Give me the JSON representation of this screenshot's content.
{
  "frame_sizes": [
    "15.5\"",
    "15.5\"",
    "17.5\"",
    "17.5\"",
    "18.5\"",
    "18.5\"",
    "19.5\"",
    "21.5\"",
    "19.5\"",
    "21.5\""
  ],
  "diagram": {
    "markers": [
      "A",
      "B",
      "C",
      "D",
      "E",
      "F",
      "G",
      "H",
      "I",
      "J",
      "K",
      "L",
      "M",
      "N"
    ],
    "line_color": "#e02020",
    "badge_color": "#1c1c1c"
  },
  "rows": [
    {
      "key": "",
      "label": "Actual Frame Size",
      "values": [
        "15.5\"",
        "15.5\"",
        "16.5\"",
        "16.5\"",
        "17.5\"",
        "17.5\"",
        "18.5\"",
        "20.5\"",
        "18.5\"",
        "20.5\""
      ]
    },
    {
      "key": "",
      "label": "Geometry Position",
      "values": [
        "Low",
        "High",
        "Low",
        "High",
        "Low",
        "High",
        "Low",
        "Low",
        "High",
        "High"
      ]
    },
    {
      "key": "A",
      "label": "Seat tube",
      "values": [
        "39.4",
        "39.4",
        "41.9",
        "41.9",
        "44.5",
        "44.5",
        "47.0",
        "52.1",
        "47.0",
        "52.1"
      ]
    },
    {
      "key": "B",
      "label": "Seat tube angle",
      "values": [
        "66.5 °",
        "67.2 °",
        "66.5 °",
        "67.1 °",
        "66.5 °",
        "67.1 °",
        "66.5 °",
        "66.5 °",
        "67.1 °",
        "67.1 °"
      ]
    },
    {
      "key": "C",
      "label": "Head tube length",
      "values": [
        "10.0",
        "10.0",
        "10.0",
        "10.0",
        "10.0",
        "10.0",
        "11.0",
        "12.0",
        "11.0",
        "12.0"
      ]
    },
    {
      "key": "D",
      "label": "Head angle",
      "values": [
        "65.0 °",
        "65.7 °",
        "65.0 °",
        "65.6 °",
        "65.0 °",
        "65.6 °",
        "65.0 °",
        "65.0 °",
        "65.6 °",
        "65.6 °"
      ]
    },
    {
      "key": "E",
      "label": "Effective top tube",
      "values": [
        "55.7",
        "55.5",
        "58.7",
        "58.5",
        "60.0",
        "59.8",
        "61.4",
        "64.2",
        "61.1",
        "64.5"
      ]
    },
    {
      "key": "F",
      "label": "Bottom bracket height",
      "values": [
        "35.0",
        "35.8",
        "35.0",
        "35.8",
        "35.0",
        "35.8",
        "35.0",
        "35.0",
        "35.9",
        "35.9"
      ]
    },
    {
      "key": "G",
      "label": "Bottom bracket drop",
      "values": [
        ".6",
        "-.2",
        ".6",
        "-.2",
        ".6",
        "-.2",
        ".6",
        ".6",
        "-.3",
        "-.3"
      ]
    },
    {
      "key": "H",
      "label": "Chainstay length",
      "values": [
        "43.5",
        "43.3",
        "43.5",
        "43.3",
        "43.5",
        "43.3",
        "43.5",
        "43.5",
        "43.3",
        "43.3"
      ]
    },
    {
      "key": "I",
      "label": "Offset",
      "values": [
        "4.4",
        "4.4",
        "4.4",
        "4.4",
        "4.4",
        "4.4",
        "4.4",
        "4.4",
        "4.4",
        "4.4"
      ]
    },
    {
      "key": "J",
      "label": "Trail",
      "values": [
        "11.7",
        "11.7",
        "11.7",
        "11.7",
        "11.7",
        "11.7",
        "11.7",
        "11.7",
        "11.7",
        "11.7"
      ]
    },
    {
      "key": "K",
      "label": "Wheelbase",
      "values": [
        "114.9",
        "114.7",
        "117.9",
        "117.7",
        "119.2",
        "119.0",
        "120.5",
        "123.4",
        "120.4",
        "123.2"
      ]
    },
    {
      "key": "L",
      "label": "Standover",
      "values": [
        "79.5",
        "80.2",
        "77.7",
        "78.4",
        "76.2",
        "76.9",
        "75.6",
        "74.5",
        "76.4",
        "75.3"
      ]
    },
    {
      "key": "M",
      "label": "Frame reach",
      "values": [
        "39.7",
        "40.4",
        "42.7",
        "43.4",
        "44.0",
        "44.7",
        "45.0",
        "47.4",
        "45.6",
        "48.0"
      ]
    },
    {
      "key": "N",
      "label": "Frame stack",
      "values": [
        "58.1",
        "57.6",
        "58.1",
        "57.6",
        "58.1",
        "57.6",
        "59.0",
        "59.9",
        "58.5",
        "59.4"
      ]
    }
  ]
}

——————

**Work to complete**.
Set down the listing above in full, please, exactly as it appears.

**Written response**.
Give me the JSON representation of this screenshot's content.
{
  "frame_sizes": [
    "15.5\"",
    "15.5\"",
    "17.5\"",
    "17.5\"",
    "18.5\"",
    "18.5\"",
    "19.5\"",
    "21.5\"",
    "19.5\"",
    "21.5\""
  ],
  "diagram": {
    "markers": [
      "A",
      "B",
      "C",
      "D",
      "E",
      "F",
      "G",
      "H",
      "I",
      "J",
      "K",
      "L",
      "M",
      "N"
    ],
    "line_color": "#e02020",
    "badge_color": "#1c1c1c"
  },
  "rows": [
    {
      "key": "",
      "label": "Actual Frame Size",
      "values": [
        "15.5\"",
        "15.5\"",
        "16.5\"",
        "16.5\"",
        "17.5\"",
        "17.5\"",
        "18.5\"",
        "20.5\"",
        "18.5\"",
        "20.5\""
      ]
    },
    {
      "key": "",
      "label": "Geometry Position",
      "values": [
        "Low",
        "High",
        "Low",
        "High",
        "Low",
        "High",
        "Low",
        "Low",
        "High",
        "High"
      ]
    },
    {
      "key": "A",
      "label": "Seat tube",
      "values": [
        "39.4",
        "39.4",
        "41.9",
        "41.9",
        "44.5",
        "44.5",
        "47.0",
        "52.1",
        "47.0",
        "52.1"
      ]
    },
    {
      "key": "B",
      "label": "Seat tube angle",
      "values": [
        "66.5 °",
        "67.2 °",
        "66.5 °",
        "67.1 °",
        "66.5 °",
        "67.1 °",
        "66.5 °",
        "66.5 °",
        "67.1 °",
        "67.1 °"
      ]
    },
    {
      "key": "C",
      "label": "Head tube length",
      "values": [
        "10.0",
        "10.0",
        "10.0",
        "10.0",
        "10.0",
        "10.0",
        "11.0",
        "12.0",
        "11.0",
        "12.0"
      ]
    },
    {
      "key": "D",
      "label": "Head angle",
      "values": [
        "65.0 °",
        "65.7 °",
        "65.0 °",
        "65.6 °",
        "65.0 °",
        "65.6 °",
        "65.0 °",
        "65.0 °",
        "65.6 °",
        "65.6 °"
      ]
    },
    {
      "key": "E",
      "label": "Effective top tube",
      "values": [
        "55.7",
        "55.5",
        "58.7",
        "58.5",
        "60.0",
        "59.8",
        "61.4",
        "64.2",
        "61.1",
        "64.5"
      ]
    },
    {
      "key": "F",
      "label": "Bottom bracket height",
      "values": [
        "35.0",
        "35.8",
        "35.0",
        "35.8",
        "35.0",
        "35.8",
        "35.0",
        "35.0",
        "35.9",
        "35.9"
      ]
    },
    {
      "key": "G",
      "label": "Bottom bracket drop",
      "values": [
        ".6",
        "-.2",
        ".6",
        "-.2",
        ".6",
        "-.2",
        ".6",
        ".6",
        "-.3",
        "-.3"
      ]
    },
    {
      "key": "H",
      "label": "Chainstay length",
      "values": [
        "43.5",
        "43.3",
        "43.5",
        "43.3",
        "43.5",
        "43.3",
        "43.5",
        "43.5",
        "43.3",
        "43.3"
      ]
    },
    {
      "key": "I",
      "label": "Offset",
      "values": [
        "4.4",
        "4.4",
        "4.4",
        "4.4",
        "4.4",
        "4.4",
        "4.4",
        "4.4",
        "4.4",
        "4.4"
      ]
    },
    {
      "key": "J",
      "label": "Trail",
      "values": [
        "11.7",
        "11.7",
        "11.7",
        "11.7",
        "11.7",
        "11.7",
        "11.7",
        "11.7",
        "11.7",
        "11.7"
      ]
    },
    {
      "key": "K",
      "label": "Wheelbase",
      "values": [
        "114.9",
        "114.7",
        "117.9",
        "117.7",
        "119.2",
        "119.0",
        "120.5",
        "123.4",
        "120.4",
        "123.2"
      ]
    },
    {
      "key": "L",
      "label": "Standover",
      "values": [
        "79.5",
        "80.2",
        "77.7",
        "78.4",
        "76.2",
        "76.9",
        "75.6",
        "74.5",
        "76.4",
        "75.3"
      ]
    },
    {
      "key": "M",
      "label": "Frame reach",
      "values": [
        "39.7",
        "40.4",
        "42.7",
        "43.4",
        "44.0",
        "44.7",
        "45.0",
        "47.4",
        "45.6",
        "48.0"
      ]
    },
    {
      "key": "N",
      "label": "Frame stack",
      "values": [
        "58.1",
        "57.6",
        "58.1",
        "57.6",
        "58.1",
        "57.6",
        "59.0",
        "59.9",
        "58.5",
        "59.4"
      ]
    }
  ]
}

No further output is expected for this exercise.